(What to work on): Set down all of the entries word for word, omitting the images they contain.

:: Task material ::

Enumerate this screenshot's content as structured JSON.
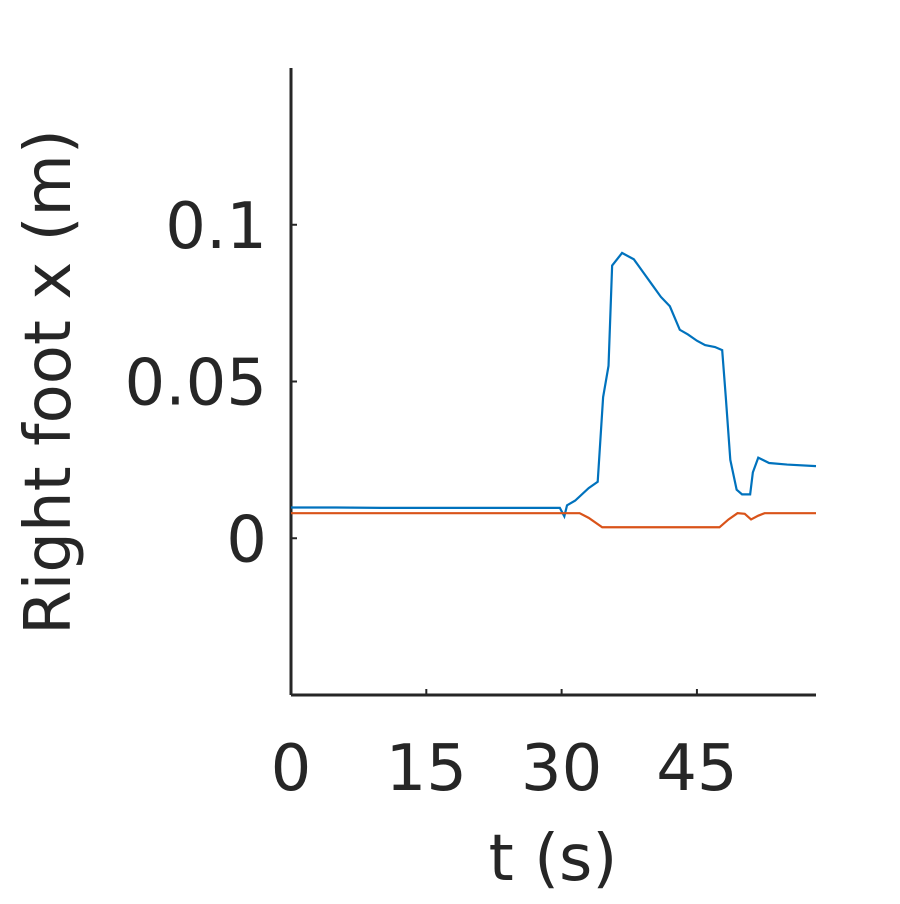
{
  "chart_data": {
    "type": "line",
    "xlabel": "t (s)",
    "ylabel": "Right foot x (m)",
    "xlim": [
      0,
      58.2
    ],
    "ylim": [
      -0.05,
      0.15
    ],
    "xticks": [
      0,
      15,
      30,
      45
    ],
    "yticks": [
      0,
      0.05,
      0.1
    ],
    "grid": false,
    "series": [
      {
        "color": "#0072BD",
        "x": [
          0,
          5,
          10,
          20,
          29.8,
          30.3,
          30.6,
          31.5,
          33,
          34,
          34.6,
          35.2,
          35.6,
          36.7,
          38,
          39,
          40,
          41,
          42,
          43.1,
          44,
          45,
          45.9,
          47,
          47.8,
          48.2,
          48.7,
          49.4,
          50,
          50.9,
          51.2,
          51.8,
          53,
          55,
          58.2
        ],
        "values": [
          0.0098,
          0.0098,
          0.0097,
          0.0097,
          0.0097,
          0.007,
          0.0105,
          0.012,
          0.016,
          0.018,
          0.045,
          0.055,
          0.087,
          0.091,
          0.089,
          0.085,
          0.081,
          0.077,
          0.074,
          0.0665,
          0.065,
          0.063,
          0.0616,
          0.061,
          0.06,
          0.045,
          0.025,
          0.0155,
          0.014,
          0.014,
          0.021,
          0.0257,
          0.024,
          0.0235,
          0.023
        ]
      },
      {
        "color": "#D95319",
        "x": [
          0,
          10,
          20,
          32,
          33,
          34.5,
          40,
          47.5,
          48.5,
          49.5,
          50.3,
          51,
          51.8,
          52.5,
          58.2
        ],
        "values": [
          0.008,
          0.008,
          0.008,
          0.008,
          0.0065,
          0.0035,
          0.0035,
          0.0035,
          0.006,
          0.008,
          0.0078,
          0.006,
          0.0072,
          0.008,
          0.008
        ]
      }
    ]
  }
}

:::

(Written response):
Enumerate this screenshot's content as structured JSON.
{
  "chart_data": {
    "type": "line",
    "xlabel": "t (s)",
    "ylabel": "Right foot x (m)",
    "xlim": [
      0,
      58.2
    ],
    "ylim": [
      -0.05,
      0.15
    ],
    "xticks": [
      0,
      15,
      30,
      45
    ],
    "yticks": [
      0,
      0.05,
      0.1
    ],
    "grid": false,
    "series": [
      {
        "color": "#0072BD",
        "x": [
          0,
          5,
          10,
          20,
          29.8,
          30.3,
          30.6,
          31.5,
          33,
          34,
          34.6,
          35.2,
          35.6,
          36.7,
          38,
          39,
          40,
          41,
          42,
          43.1,
          44,
          45,
          45.9,
          47,
          47.8,
          48.2,
          48.7,
          49.4,
          50,
          50.9,
          51.2,
          51.8,
          53,
          55,
          58.2
        ],
        "values": [
          0.0098,
          0.0098,
          0.0097,
          0.0097,
          0.0097,
          0.007,
          0.0105,
          0.012,
          0.016,
          0.018,
          0.045,
          0.055,
          0.087,
          0.091,
          0.089,
          0.085,
          0.081,
          0.077,
          0.074,
          0.0665,
          0.065,
          0.063,
          0.0616,
          0.061,
          0.06,
          0.045,
          0.025,
          0.0155,
          0.014,
          0.014,
          0.021,
          0.0257,
          0.024,
          0.0235,
          0.023
        ]
      },
      {
        "color": "#D95319",
        "x": [
          0,
          10,
          20,
          32,
          33,
          34.5,
          40,
          47.5,
          48.5,
          49.5,
          50.3,
          51,
          51.8,
          52.5,
          58.2
        ],
        "values": [
          0.008,
          0.008,
          0.008,
          0.008,
          0.0065,
          0.0035,
          0.0035,
          0.0035,
          0.006,
          0.008,
          0.0078,
          0.006,
          0.0072,
          0.008,
          0.008
        ]
      }
    ]
  }
}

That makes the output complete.